Entries from a visual dataset.
────────────────────

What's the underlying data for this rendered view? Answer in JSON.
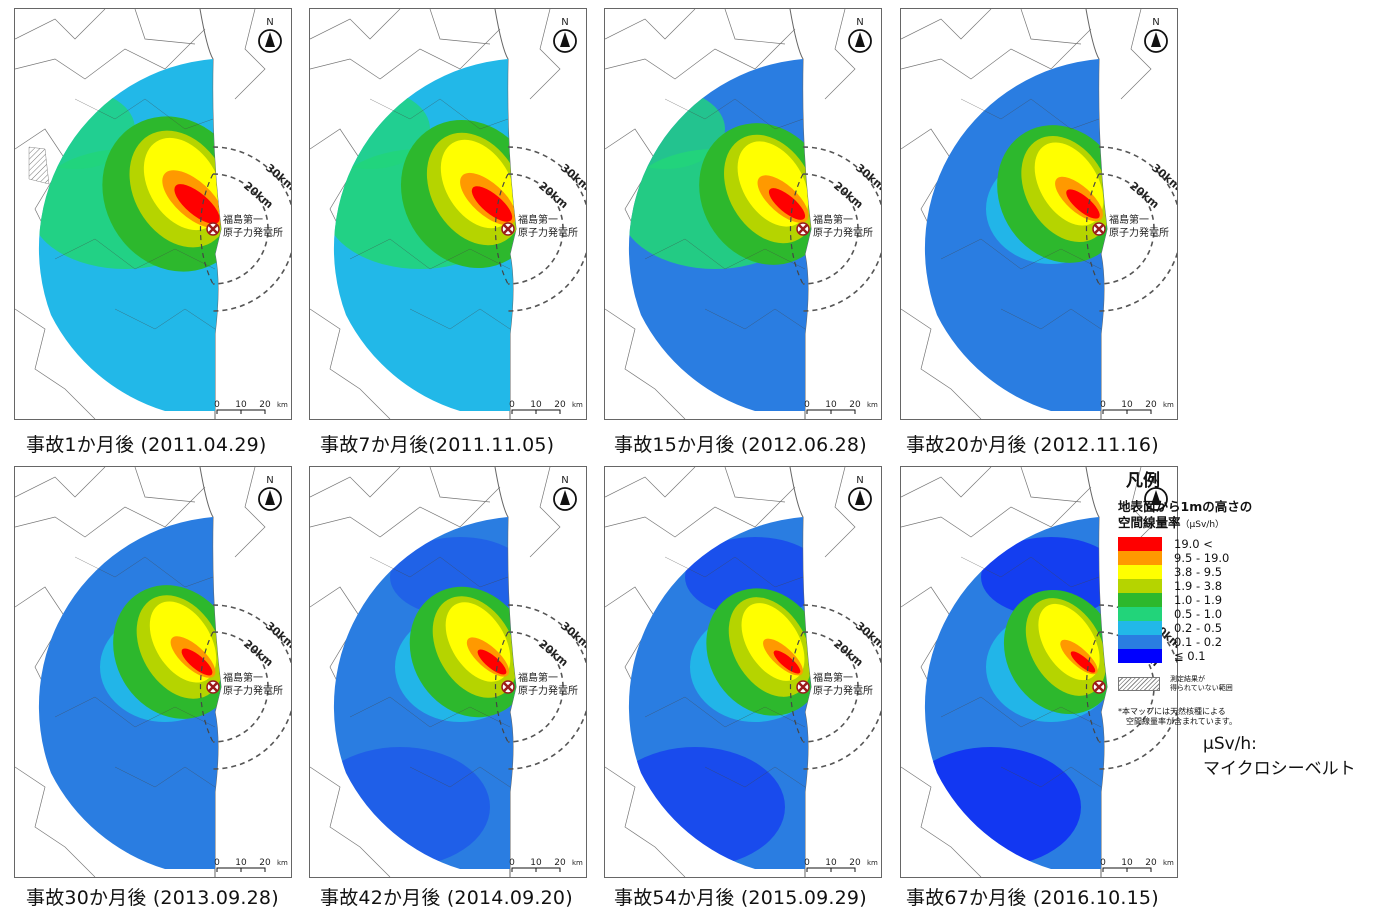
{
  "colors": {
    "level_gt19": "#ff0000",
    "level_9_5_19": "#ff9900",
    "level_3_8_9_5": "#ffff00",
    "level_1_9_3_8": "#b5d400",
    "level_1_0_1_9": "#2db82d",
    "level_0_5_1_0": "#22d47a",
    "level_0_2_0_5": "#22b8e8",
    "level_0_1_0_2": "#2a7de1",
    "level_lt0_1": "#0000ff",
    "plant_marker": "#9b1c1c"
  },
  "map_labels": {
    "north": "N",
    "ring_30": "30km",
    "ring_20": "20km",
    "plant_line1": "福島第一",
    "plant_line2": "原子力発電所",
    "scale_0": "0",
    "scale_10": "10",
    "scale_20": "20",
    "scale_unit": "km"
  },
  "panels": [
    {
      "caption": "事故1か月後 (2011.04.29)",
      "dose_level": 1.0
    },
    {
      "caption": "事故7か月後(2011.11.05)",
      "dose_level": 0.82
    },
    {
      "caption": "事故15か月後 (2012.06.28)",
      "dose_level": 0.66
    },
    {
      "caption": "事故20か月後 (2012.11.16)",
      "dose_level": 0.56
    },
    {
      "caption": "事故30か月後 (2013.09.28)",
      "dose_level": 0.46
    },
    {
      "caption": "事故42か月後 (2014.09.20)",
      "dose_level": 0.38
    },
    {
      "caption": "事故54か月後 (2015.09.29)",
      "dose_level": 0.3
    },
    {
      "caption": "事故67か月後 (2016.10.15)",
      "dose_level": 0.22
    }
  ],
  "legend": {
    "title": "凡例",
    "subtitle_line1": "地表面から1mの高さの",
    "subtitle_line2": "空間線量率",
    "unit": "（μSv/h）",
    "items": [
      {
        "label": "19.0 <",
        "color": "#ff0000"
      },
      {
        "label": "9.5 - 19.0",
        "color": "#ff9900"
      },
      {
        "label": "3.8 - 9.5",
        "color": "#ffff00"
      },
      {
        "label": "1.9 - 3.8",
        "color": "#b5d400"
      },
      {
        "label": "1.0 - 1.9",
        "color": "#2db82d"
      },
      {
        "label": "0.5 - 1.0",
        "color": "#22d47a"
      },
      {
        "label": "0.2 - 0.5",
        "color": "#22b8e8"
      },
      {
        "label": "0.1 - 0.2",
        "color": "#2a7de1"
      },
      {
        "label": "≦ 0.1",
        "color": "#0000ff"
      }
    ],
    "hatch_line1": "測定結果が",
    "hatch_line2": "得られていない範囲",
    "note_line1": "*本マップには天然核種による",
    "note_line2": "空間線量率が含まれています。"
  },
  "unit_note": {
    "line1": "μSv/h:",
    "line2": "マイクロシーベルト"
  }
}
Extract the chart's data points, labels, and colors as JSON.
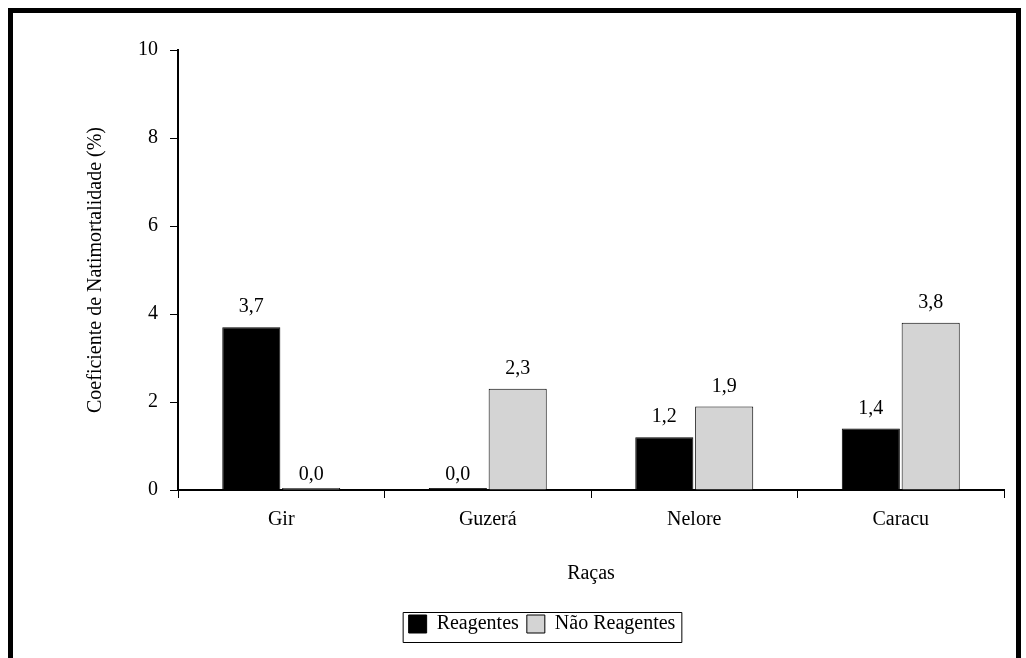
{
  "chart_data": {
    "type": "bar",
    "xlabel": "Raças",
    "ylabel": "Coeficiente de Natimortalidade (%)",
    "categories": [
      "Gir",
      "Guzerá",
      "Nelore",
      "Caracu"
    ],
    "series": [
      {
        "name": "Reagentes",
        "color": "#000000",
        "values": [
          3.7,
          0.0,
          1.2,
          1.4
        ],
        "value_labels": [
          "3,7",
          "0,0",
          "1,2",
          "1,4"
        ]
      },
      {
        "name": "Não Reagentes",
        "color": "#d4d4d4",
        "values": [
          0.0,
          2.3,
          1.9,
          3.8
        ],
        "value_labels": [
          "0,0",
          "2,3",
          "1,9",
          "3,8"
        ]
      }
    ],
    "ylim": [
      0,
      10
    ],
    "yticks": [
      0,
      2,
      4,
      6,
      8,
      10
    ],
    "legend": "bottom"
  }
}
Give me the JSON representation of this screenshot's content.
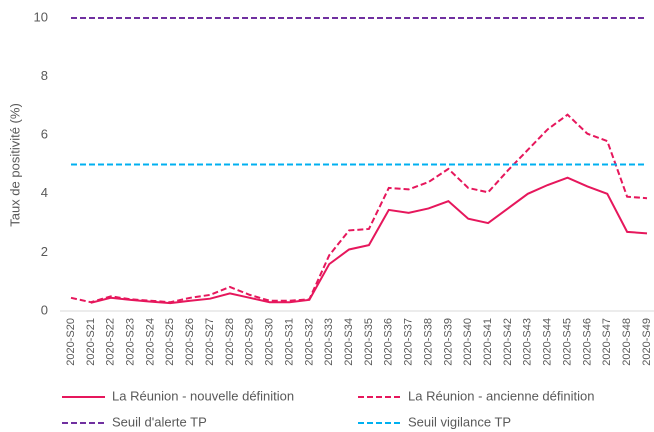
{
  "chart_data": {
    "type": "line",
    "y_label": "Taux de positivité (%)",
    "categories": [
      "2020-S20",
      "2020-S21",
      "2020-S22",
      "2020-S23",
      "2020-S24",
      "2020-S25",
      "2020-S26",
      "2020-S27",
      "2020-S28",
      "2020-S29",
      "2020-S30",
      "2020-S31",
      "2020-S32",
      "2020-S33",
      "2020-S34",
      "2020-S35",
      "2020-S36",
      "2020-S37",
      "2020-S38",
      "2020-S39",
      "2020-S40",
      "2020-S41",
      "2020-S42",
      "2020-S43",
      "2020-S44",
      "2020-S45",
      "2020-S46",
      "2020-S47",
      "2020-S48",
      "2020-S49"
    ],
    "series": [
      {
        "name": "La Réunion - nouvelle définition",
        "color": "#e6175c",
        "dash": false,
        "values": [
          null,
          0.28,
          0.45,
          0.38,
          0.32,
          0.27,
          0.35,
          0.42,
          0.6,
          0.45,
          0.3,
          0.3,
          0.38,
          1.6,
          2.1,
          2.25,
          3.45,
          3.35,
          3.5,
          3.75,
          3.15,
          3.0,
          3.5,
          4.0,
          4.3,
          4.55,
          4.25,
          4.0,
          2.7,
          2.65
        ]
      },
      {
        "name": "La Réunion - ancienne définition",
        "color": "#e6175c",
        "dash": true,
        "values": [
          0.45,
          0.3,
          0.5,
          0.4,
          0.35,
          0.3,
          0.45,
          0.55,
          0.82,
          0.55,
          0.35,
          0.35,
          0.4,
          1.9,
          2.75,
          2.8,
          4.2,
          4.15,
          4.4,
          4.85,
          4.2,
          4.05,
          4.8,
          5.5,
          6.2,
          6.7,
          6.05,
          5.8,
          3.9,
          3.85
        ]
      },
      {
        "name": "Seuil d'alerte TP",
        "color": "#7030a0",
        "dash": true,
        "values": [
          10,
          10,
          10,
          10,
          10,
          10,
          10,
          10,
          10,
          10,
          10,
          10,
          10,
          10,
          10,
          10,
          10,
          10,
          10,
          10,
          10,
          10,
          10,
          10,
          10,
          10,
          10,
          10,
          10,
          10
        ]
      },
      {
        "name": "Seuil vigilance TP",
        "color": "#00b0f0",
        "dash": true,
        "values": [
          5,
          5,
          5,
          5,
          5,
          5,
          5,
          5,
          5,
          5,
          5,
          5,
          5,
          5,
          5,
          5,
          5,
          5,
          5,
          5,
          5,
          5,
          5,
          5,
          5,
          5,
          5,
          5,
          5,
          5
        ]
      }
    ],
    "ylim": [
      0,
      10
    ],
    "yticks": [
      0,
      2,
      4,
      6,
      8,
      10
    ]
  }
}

────────────────────

Task instructions. Repeat each entry exactly as it appears; skip any picture.

Problem solution.
What's the underlying data for this rendered view? Answer in JSON.
{
  "colors": {
    "level_gt19": "#ff0000",
    "level_9_5_19": "#ff9900",
    "level_3_8_9_5": "#ffff00",
    "level_1_9_3_8": "#b5d400",
    "level_1_0_1_9": "#2db82d",
    "level_0_5_1_0": "#22d47a",
    "level_0_2_0_5": "#22b8e8",
    "level_0_1_0_2": "#2a7de1",
    "level_lt0_1": "#0000ff",
    "plant_marker": "#9b1c1c"
  },
  "map_labels": {
    "north": "N",
    "ring_30": "30km",
    "ring_20": "20km",
    "plant_line1": "福島第一",
    "plant_line2": "原子力発電所",
    "scale_0": "0",
    "scale_10": "10",
    "scale_20": "20",
    "scale_unit": "km"
  },
  "panels": [
    {
      "caption": "事故1か月後 (2011.04.29)",
      "dose_level": 1.0
    },
    {
      "caption": "事故7か月後(2011.11.05)",
      "dose_level": 0.82
    },
    {
      "caption": "事故15か月後 (2012.06.28)",
      "dose_level": 0.66
    },
    {
      "caption": "事故20か月後 (2012.11.16)",
      "dose_level": 0.56
    },
    {
      "caption": "事故30か月後 (2013.09.28)",
      "dose_level": 0.46
    },
    {
      "caption": "事故42か月後 (2014.09.20)",
      "dose_level": 0.38
    },
    {
      "caption": "事故54か月後 (2015.09.29)",
      "dose_level": 0.3
    },
    {
      "caption": "事故67か月後 (2016.10.15)",
      "dose_level": 0.22
    }
  ],
  "legend": {
    "title": "凡例",
    "subtitle_line1": "地表面から1mの高さの",
    "subtitle_line2": "空間線量率",
    "unit": "（μSv/h）",
    "items": [
      {
        "label": "19.0 <",
        "color": "#ff0000"
      },
      {
        "label": "9.5 - 19.0",
        "color": "#ff9900"
      },
      {
        "label": "3.8 - 9.5",
        "color": "#ffff00"
      },
      {
        "label": "1.9 - 3.8",
        "color": "#b5d400"
      },
      {
        "label": "1.0 - 1.9",
        "color": "#2db82d"
      },
      {
        "label": "0.5 - 1.0",
        "color": "#22d47a"
      },
      {
        "label": "0.2 - 0.5",
        "color": "#22b8e8"
      },
      {
        "label": "0.1 - 0.2",
        "color": "#2a7de1"
      },
      {
        "label": "≦ 0.1",
        "color": "#0000ff"
      }
    ],
    "hatch_line1": "測定結果が",
    "hatch_line2": "得られていない範囲",
    "note_line1": "*本マップには天然核種による",
    "note_line2": "空間線量率が含まれています。"
  },
  "unit_note": {
    "line1": "μSv/h:",
    "line2": "マイクロシーベルト"
  }
}
Extract the chart's data points, labels, and colors as JSON.
{
  "chart_data": {
    "type": "bar",
    "xlabel": "Raças",
    "ylabel": "Coeficiente de Natimortalidade (%)",
    "categories": [
      "Gir",
      "Guzerá",
      "Nelore",
      "Caracu"
    ],
    "series": [
      {
        "name": "Reagentes",
        "color": "#000000",
        "values": [
          3.7,
          0.0,
          1.2,
          1.4
        ],
        "value_labels": [
          "3,7",
          "0,0",
          "1,2",
          "1,4"
        ]
      },
      {
        "name": "Não Reagentes",
        "color": "#d4d4d4",
        "values": [
          0.0,
          2.3,
          1.9,
          3.8
        ],
        "value_labels": [
          "0,0",
          "2,3",
          "1,9",
          "3,8"
        ]
      }
    ],
    "ylim": [
      0,
      10
    ],
    "yticks": [
      0,
      2,
      4,
      6,
      8,
      10
    ],
    "legend": "bottom"
  }
}
Give me the JSON representation of this screenshot's content.
{
  "chart_data": {
    "type": "line",
    "y_label": "Taux de positivité (%)",
    "categories": [
      "2020-S20",
      "2020-S21",
      "2020-S22",
      "2020-S23",
      "2020-S24",
      "2020-S25",
      "2020-S26",
      "2020-S27",
      "2020-S28",
      "2020-S29",
      "2020-S30",
      "2020-S31",
      "2020-S32",
      "2020-S33",
      "2020-S34",
      "2020-S35",
      "2020-S36",
      "2020-S37",
      "2020-S38",
      "2020-S39",
      "2020-S40",
      "2020-S41",
      "2020-S42",
      "2020-S43",
      "2020-S44",
      "2020-S45",
      "2020-S46",
      "2020-S47",
      "2020-S48",
      "2020-S49"
    ],
    "series": [
      {
        "name": "La Réunion - nouvelle définition",
        "color": "#e6175c",
        "dash": false,
        "values": [
          null,
          0.28,
          0.45,
          0.38,
          0.32,
          0.27,
          0.35,
          0.42,
          0.6,
          0.45,
          0.3,
          0.3,
          0.38,
          1.6,
          2.1,
          2.25,
          3.45,
          3.35,
          3.5,
          3.75,
          3.15,
          3.0,
          3.5,
          4.0,
          4.3,
          4.55,
          4.25,
          4.0,
          2.7,
          2.65
        ]
      },
      {
        "name": "La Réunion - ancienne définition",
        "color": "#e6175c",
        "dash": true,
        "values": [
          0.45,
          0.3,
          0.5,
          0.4,
          0.35,
          0.3,
          0.45,
          0.55,
          0.82,
          0.55,
          0.35,
          0.35,
          0.4,
          1.9,
          2.75,
          2.8,
          4.2,
          4.15,
          4.4,
          4.85,
          4.2,
          4.05,
          4.8,
          5.5,
          6.2,
          6.7,
          6.05,
          5.8,
          3.9,
          3.85
        ]
      },
      {
        "name": "Seuil d'alerte TP",
        "color": "#7030a0",
        "dash": true,
        "values": [
          10,
          10,
          10,
          10,
          10,
          10,
          10,
          10,
          10,
          10,
          10,
          10,
          10,
          10,
          10,
          10,
          10,
          10,
          10,
          10,
          10,
          10,
          10,
          10,
          10,
          10,
          10,
          10,
          10,
          10
        ]
      },
      {
        "name": "Seuil vigilance TP",
        "color": "#00b0f0",
        "dash": true,
        "values": [
          5,
          5,
          5,
          5,
          5,
          5,
          5,
          5,
          5,
          5,
          5,
          5,
          5,
          5,
          5,
          5,
          5,
          5,
          5,
          5,
          5,
          5,
          5,
          5,
          5,
          5,
          5,
          5,
          5,
          5
        ]
      }
    ],
    "ylim": [
      0,
      10
    ],
    "yticks": [
      0,
      2,
      4,
      6,
      8,
      10
    ]
  }
}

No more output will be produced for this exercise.